Dataset records:
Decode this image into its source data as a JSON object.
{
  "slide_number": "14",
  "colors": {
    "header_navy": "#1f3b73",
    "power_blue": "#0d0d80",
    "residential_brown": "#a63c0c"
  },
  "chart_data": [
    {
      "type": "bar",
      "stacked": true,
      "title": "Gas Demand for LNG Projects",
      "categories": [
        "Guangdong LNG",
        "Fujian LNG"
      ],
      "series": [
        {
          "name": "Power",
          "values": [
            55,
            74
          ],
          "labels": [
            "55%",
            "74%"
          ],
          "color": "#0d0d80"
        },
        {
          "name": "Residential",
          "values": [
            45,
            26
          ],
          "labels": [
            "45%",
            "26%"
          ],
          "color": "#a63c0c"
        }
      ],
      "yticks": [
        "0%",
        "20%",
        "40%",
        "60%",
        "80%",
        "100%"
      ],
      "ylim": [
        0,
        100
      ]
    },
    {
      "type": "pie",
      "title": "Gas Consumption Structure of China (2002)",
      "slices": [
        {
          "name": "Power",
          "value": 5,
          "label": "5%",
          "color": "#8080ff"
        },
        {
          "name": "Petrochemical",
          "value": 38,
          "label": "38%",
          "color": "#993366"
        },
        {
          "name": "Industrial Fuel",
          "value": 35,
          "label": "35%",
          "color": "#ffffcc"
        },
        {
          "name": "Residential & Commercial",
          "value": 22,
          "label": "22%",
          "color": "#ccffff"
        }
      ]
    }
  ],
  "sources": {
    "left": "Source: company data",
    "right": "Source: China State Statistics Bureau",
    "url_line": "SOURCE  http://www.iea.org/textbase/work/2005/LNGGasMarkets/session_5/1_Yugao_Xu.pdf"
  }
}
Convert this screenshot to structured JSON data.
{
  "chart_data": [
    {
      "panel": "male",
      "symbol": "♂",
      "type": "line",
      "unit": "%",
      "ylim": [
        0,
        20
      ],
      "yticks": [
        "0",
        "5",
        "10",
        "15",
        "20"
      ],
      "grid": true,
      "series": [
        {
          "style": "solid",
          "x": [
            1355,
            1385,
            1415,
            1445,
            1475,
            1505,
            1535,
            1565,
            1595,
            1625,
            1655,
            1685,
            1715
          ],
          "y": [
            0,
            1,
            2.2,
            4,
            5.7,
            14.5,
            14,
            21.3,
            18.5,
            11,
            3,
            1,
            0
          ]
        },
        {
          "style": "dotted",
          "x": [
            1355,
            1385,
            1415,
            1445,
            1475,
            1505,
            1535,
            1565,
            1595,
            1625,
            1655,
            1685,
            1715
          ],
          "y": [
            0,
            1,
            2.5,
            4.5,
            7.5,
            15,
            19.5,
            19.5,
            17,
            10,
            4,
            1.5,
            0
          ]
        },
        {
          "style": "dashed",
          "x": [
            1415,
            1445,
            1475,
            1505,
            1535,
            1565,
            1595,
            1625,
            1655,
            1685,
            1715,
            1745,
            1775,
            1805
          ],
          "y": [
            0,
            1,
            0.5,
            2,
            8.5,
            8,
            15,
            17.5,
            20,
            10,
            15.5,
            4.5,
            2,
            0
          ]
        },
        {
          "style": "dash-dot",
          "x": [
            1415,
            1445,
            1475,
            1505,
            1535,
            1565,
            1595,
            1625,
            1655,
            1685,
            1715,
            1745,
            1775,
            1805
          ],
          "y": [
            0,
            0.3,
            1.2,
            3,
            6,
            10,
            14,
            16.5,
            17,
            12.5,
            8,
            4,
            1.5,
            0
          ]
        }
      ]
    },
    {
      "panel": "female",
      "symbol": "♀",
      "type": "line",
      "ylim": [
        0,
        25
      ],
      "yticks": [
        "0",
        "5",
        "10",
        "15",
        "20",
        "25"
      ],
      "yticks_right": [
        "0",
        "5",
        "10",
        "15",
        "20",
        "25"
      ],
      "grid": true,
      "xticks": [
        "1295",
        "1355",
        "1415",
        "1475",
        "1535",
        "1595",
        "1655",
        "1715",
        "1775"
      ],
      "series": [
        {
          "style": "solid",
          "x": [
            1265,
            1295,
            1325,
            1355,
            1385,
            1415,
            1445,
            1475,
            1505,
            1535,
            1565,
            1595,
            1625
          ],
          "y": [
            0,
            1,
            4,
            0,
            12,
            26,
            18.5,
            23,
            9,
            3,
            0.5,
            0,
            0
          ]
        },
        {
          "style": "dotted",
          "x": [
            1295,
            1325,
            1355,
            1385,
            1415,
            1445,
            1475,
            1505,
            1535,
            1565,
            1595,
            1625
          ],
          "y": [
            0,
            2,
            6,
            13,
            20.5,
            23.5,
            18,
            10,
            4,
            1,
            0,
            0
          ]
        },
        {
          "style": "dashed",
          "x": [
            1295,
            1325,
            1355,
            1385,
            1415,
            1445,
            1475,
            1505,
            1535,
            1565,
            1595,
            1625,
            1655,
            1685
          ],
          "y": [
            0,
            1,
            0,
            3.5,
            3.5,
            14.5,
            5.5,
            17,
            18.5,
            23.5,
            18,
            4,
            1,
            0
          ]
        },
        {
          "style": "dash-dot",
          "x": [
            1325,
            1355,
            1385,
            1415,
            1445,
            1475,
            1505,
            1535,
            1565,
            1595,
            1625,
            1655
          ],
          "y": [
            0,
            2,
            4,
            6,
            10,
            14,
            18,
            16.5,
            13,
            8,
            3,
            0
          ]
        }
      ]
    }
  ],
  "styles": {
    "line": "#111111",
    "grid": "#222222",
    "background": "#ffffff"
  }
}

What to work on: All of the data must be returned exactly.

The reply:
Decode this image into its source data as a JSON object.
{
  "slide_number": "14",
  "colors": {
    "header_navy": "#1f3b73",
    "power_blue": "#0d0d80",
    "residential_brown": "#a63c0c"
  },
  "chart_data": [
    {
      "type": "bar",
      "stacked": true,
      "title": "Gas Demand for LNG Projects",
      "categories": [
        "Guangdong LNG",
        "Fujian LNG"
      ],
      "series": [
        {
          "name": "Power",
          "values": [
            55,
            74
          ],
          "labels": [
            "55%",
            "74%"
          ],
          "color": "#0d0d80"
        },
        {
          "name": "Residential",
          "values": [
            45,
            26
          ],
          "labels": [
            "45%",
            "26%"
          ],
          "color": "#a63c0c"
        }
      ],
      "yticks": [
        "0%",
        "20%",
        "40%",
        "60%",
        "80%",
        "100%"
      ],
      "ylim": [
        0,
        100
      ]
    },
    {
      "type": "pie",
      "title": "Gas Consumption Structure of China (2002)",
      "slices": [
        {
          "name": "Power",
          "value": 5,
          "label": "5%",
          "color": "#8080ff"
        },
        {
          "name": "Petrochemical",
          "value": 38,
          "label": "38%",
          "color": "#993366"
        },
        {
          "name": "Industrial Fuel",
          "value": 35,
          "label": "35%",
          "color": "#ffffcc"
        },
        {
          "name": "Residential & Commercial",
          "value": 22,
          "label": "22%",
          "color": "#ccffff"
        }
      ]
    }
  ],
  "sources": {
    "left": "Source: company data",
    "right": "Source: China State Statistics Bureau",
    "url_line": "SOURCE  http://www.iea.org/textbase/work/2005/LNGGasMarkets/session_5/1_Yugao_Xu.pdf"
  }
}
Convert this screenshot to structured JSON data.
{
  "chart_data": [
    {
      "panel": "male",
      "symbol": "♂",
      "type": "line",
      "unit": "%",
      "ylim": [
        0,
        20
      ],
      "yticks": [
        "0",
        "5",
        "10",
        "15",
        "20"
      ],
      "grid": true,
      "series": [
        {
          "style": "solid",
          "x": [
            1355,
            1385,
            1415,
            1445,
            1475,
            1505,
            1535,
            1565,
            1595,
            1625,
            1655,
            1685,
            1715
          ],
          "y": [
            0,
            1,
            2.2,
            4,
            5.7,
            14.5,
            14,
            21.3,
            18.5,
            11,
            3,
            1,
            0
          ]
        },
        {
          "style": "dotted",
          "x": [
            1355,
            1385,
            1415,
            1445,
            1475,
            1505,
            1535,
            1565,
            1595,
            1625,
            1655,
            1685,
            1715
          ],
          "y": [
            0,
            1,
            2.5,
            4.5,
            7.5,
            15,
            19.5,
            19.5,
            17,
            10,
            4,
            1.5,
            0
          ]
        },
        {
          "style": "dashed",
          "x": [
            1415,
            1445,
            1475,
            1505,
            1535,
            1565,
            1595,
            1625,
            1655,
            1685,
            1715,
            1745,
            1775,
            1805
          ],
          "y": [
            0,
            1,
            0.5,
            2,
            8.5,
            8,
            15,
            17.5,
            20,
            10,
            15.5,
            4.5,
            2,
            0
          ]
        },
        {
          "style": "dash-dot",
          "x": [
            1415,
            1445,
            1475,
            1505,
            1535,
            1565,
            1595,
            1625,
            1655,
            1685,
            1715,
            1745,
            1775,
            1805
          ],
          "y": [
            0,
            0.3,
            1.2,
            3,
            6,
            10,
            14,
            16.5,
            17,
            12.5,
            8,
            4,
            1.5,
            0
          ]
        }
      ]
    },
    {
      "panel": "female",
      "symbol": "♀",
      "type": "line",
      "ylim": [
        0,
        25
      ],
      "yticks": [
        "0",
        "5",
        "10",
        "15",
        "20",
        "25"
      ],
      "yticks_right": [
        "0",
        "5",
        "10",
        "15",
        "20",
        "25"
      ],
      "grid": true,
      "xticks": [
        "1295",
        "1355",
        "1415",
        "1475",
        "1535",
        "1595",
        "1655",
        "1715",
        "1775"
      ],
      "series": [
        {
          "style": "solid",
          "x": [
            1265,
            1295,
            1325,
            1355,
            1385,
            1415,
            1445,
            1475,
            1505,
            1535,
            1565,
            1595,
            1625
          ],
          "y": [
            0,
            1,
            4,
            0,
            12,
            26,
            18.5,
            23,
            9,
            3,
            0.5,
            0,
            0
          ]
        },
        {
          "style": "dotted",
          "x": [
            1295,
            1325,
            1355,
            1385,
            1415,
            1445,
            1475,
            1505,
            1535,
            1565,
            1595,
            1625
          ],
          "y": [
            0,
            2,
            6,
            13,
            20.5,
            23.5,
            18,
            10,
            4,
            1,
            0,
            0
          ]
        },
        {
          "style": "dashed",
          "x": [
            1295,
            1325,
            1355,
            1385,
            1415,
            1445,
            1475,
            1505,
            1535,
            1565,
            1595,
            1625,
            1655,
            1685
          ],
          "y": [
            0,
            1,
            0,
            3.5,
            3.5,
            14.5,
            5.5,
            17,
            18.5,
            23.5,
            18,
            4,
            1,
            0
          ]
        },
        {
          "style": "dash-dot",
          "x": [
            1325,
            1355,
            1385,
            1415,
            1445,
            1475,
            1505,
            1535,
            1565,
            1595,
            1625,
            1655
          ],
          "y": [
            0,
            2,
            4,
            6,
            10,
            14,
            18,
            16.5,
            13,
            8,
            3,
            0
          ]
        }
      ]
    }
  ],
  "styles": {
    "line": "#111111",
    "grid": "#222222",
    "background": "#ffffff"
  }
}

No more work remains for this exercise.